# [Приведенный отрывок]
=-=-=

Понятно, что фактическое рабское положение порождало массовую рабскую психологию. Причем наиболее существенным в ней опять-таки было именно то, что она была массовой. Отсутствие индивидуальной ответственности (по выражению В. О. Ключевского, собственной «юридической физиономии»), индивидуальной собственности, наконец, просто индивидуальных жизненных перспектив уравнивало огромные количества людей, придавая им психологические черты стада. В этом смысле массовая покорность и массовый бунт (тот самый, абсолютно отражающий психологию поведения толпы, «бессмысленный и беспощадный») представляли собой две стороны одной и той же социально-психологической медали.
Такое образование, назовем его стадообразной толпой, могло быть послушным или бунтующим — но оно не переставало быть именно стадом, идущим вслед за своим владельцем или вожаком бунта. В психологическом смысле тот же Е. Пугачев, выдавая себя за покойного царя, претендовал на роль отца-господина, т. е. владельца своих сторонников. И вполне добивался этого. Описания крестьянских восстаний того времени откровенно демонстрируют то, что называется эффектами подражания, заражения и внушения, а также все психические и поведенческие реакции, свойственные массам. Разница заключается только в одном. Если в современной жизни психология масс — достаточно стихийная вещь и сами массы возникают как временные, ситуативные, то массы рабов были достаточно стабильны и устойчивы. Массовые психические реакции, феномены обезличивания в толпе, снижения критичности к своему поведению, ощущения своего могущества только и именно в массе были для них не исключением, а правилом в повседневном поведении, его психологической нормой. Оценивая роль массового недовольства, В. О. Ключевский точно различал: «Если в народной массе оно шевелило нервы, то наверху общества оно будило мысль… и как там толкает к движению злость на общественные верхи, так здесь… звучит сознание народной отсталости и беспомощности» (Ключевский, 1987). В нашем контексте можно пренебречь самочувствием «верхов». Но о «низах» сказано точно: рациональной мысли не было, но «шевеление нервов» — вполне отчетливое. Как писал Б. Ф. Поршнев: «Таким образом, история неспокойных низов заставляла пошевеливаться и историю верхов. По выражению Гегеля, иронически повторенному и Марксом, эта «дурная сторона» общества, т. е. масса необразованных простых людей, своим беспокойством создает движение, без чего не было бы вообще истории» (Поршнев, 1979).

=-=-=

# [Исходные материалы]
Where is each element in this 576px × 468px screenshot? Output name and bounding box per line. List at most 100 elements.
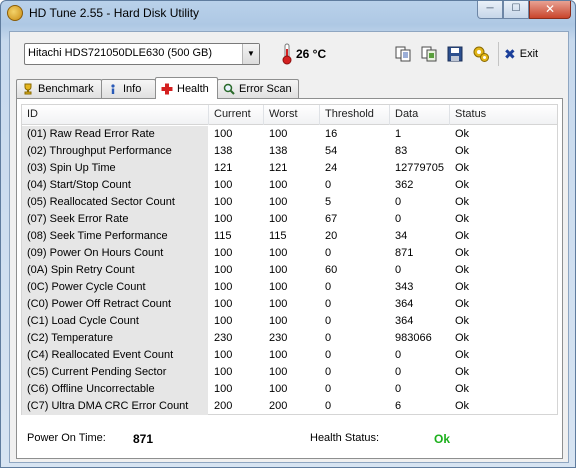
attribute-current: 100 [214,196,233,208]
table-row[interactable]: (01) Raw Read Error Rate 100 100 16 1 Ok [22,126,557,143]
attribute-worst: 100 [269,366,288,378]
minimize-button[interactable]: ─ [477,1,503,19]
attribute-current: 100 [214,298,233,310]
tab-benchmark[interactable]: Benchmark [16,79,102,98]
column-header-data[interactable]: Data [390,105,450,125]
attribute-status: Ok [455,400,470,412]
attribute-data: 983066 [395,332,432,344]
attribute-id: (C0) Power Off Retract Count [27,298,172,310]
table-row[interactable]: (07) Seek Error Rate 100 100 67 0 Ok [22,211,557,228]
chevron-down-icon[interactable]: ▼ [242,44,259,64]
attribute-current: 100 [214,281,233,293]
table-row[interactable]: (C6) Offline Uncorrectable 100 100 0 0 Ok [22,381,557,398]
attribute-threshold: 24 [325,162,338,174]
attribute-worst: 100 [269,179,288,191]
table-row[interactable]: (C5) Current Pending Sector 100 100 0 0 Ok [22,364,557,381]
attribute-status: Ok [455,298,470,310]
column-header-current[interactable]: Current [209,105,264,125]
table-row[interactable]: (02) Throughput Performance 138 138 54 83 Ok [22,143,557,160]
attribute-worst: 100 [269,315,288,327]
temperature-readout: 26 °C [296,47,327,61]
health-panel: ID Current Worst Threshold Data Status (… [16,98,563,459]
tab-info[interactable]: Info [101,79,156,98]
attribute-id: (05) Reallocated Sector Count [27,196,175,208]
health-status-label: Health Status: [310,432,380,444]
exit-icon: ✖ [504,45,516,62]
attribute-threshold: 0 [325,179,332,191]
attribute-data: 0 [395,383,402,395]
copy-screenshot-icon[interactable] [420,45,438,63]
power-on-time-value: 871 [133,432,154,446]
attribute-current: 100 [214,366,233,378]
attribute-status: Ok [455,247,470,259]
table-row[interactable]: (09) Power On Hours Count 100 100 0 871 Ok [22,245,557,262]
attribute-threshold: 67 [325,213,338,225]
attribute-worst: 138 [269,145,288,157]
tab-health[interactable]: Health [155,77,218,99]
attribute-worst: 100 [269,349,288,361]
attribute-data: 83 [395,145,408,157]
attribute-id: (01) Raw Read Error Rate [27,128,155,140]
attribute-threshold: 0 [325,281,332,293]
attribute-threshold: 20 [325,230,338,242]
attribute-data: 0 [395,213,402,225]
info-icon [111,84,115,94]
attribute-current: 100 [214,383,233,395]
attribute-status: Ok [455,281,470,293]
close-button[interactable]: ✕ [529,1,571,19]
options-icon[interactable] [472,45,490,63]
attribute-current: 115 [214,230,232,242]
attribute-data: 34 [395,230,408,242]
column-header-worst[interactable]: Worst [264,105,320,125]
table-row[interactable]: (C2) Temperature 230 230 0 983066 Ok [22,330,557,347]
column-header-threshold[interactable]: Threshold [320,105,390,125]
title-bar[interactable]: HD Tune 2.55 - Hard Disk Utility ─ ☐ ✕ [1,1,575,25]
attribute-id: (C7) Ultra DMA CRC Error Count [27,400,189,412]
table-row[interactable]: (04) Start/Stop Count 100 100 0 362 Ok [22,177,557,194]
table-row[interactable]: (C1) Load Cycle Count 100 100 0 364 Ok [22,313,557,330]
attribute-id: (07) Seek Error Rate [27,213,129,225]
attribute-id: (03) Spin Up Time [27,162,116,174]
attribute-id: (C1) Load Cycle Count [27,315,139,327]
save-icon[interactable] [446,45,464,63]
maximize-button[interactable]: ☐ [503,1,529,19]
attribute-threshold: 60 [325,264,338,276]
table-row[interactable]: (C0) Power Off Retract Count 100 100 0 364 Ok [22,296,557,313]
attribute-status: Ok [455,145,470,157]
table-row[interactable]: (C4) Reallocated Event Count 100 100 0 0 Ok [22,347,557,364]
table-row[interactable]: (C7) Ultra DMA CRC Error Count 200 200 0 6 Ok [22,398,557,415]
attribute-status: Ok [455,196,470,208]
attribute-threshold: 16 [325,128,338,140]
attribute-threshold: 0 [325,366,332,378]
window-title: HD Tune 2.55 - Hard Disk Utility [29,6,200,20]
smart-attributes-table[interactable]: ID Current Worst Threshold Data Status (… [21,104,558,415]
tab-label: Health [177,82,209,95]
attribute-current: 200 [214,400,233,412]
tab-label: Benchmark [38,83,94,95]
table-row[interactable]: (0A) Spin Retry Count 100 100 60 0 Ok [22,262,557,279]
table-row[interactable]: (05) Reallocated Sector Count 100 100 5 0 Ok [22,194,557,211]
toolbar-separator [498,42,499,66]
health-summary: Power On Time: 871 Health Status: Ok [17,421,562,457]
copy-text-icon[interactable] [394,45,412,63]
column-header-id[interactable]: ID [22,105,209,125]
attribute-worst: 100 [269,298,288,310]
attribute-status: Ok [455,349,470,361]
attribute-data: 0 [395,196,402,208]
attribute-worst: 230 [269,332,288,344]
exit-button[interactable]: ✖ Exit [504,45,538,63]
attribute-threshold: 0 [325,247,332,259]
table-row[interactable]: (03) Spin Up Time 121 121 24 12779705 Ok [22,160,557,177]
drive-select[interactable]: Hitachi HDS721050DLE630 (500 GB) ▼ [24,43,260,65]
benchmark-icon [24,83,32,95]
table-row[interactable]: (08) Seek Time Performance 115 115 20 34 Ok [22,228,557,245]
attribute-threshold: 0 [325,315,332,327]
column-header-status[interactable]: Status [450,105,557,125]
attribute-id: (C2) Temperature [27,332,113,344]
attribute-threshold: 5 [325,196,332,208]
attribute-threshold: 0 [325,400,332,412]
table-row[interactable]: (0C) Power Cycle Count 100 100 0 343 Ok [22,279,557,296]
exit-label: Exit [519,48,539,60]
tab-error-scan[interactable]: Error Scan [217,79,299,98]
attribute-current: 100 [214,247,233,259]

=-=-=

# [Задания]
**1.** Определите, согласуются ли с отрывком о рабской психологии утверждения (а), (б) и (в). Для каждого ответьте «да» или «нет» и дословно приведите решающие слова отрывка.
(а) Массы рабов, как и современные массы, возникали как временные и ситуативные.
(б) Пугачев, выдавая себя за покойного царя, претендовал на роль отца-господина.
(в) Автор считает, что в его рассуждении самочувствием «верхов» можно пренебречь.
**2.** Продолжите отрывок о рабской психологии, начав сразу после его последней фразы.

# [Ответы]
**1.**
(а) Нет: «массы рабов были достаточно стабильны и устойчивы».
(б) Да: «тот же Е. Пугачев, выдавая себя за покойного царя, претендовал на роль отца-господина, т. е. владельца своих сторонников».
(в) Да: «В нашем контексте можно пренебречь самочувствием «верхов»».

**2.**
По мнению некоторых исследователей (например, покойного Л. Н. Гумилева), «ига» в собственном смысле этого слова, как постоянного массового физического угнетения, вообще не было — сожгли, дескать, только несколько сел да небольшой городок Козельск, и то за излишнее упрямство его жителей. Так это или не так, но психологически это был фактор постоянной зависимости от внешних врагов. Фактор унижения и, одновременно, фактор их вынужденного почитания (говоря современным психологическим языком, известный «стокгольмский синдром» любви заложников к террористам). И он имел свои очень любопытные отдаленные психологические следствия.
Первое следствие — элементарный страх. Вполне естественный страх перед нашествиями внешних врагов заставлял селиться вместе и постепенно формировал психологию групповой самообороны. Психологически фактор опасности внешнего нападения усиливал природный страхи и ту необходимость группового, массового противостояния стихии, которая определялась геоклиматическими причинами.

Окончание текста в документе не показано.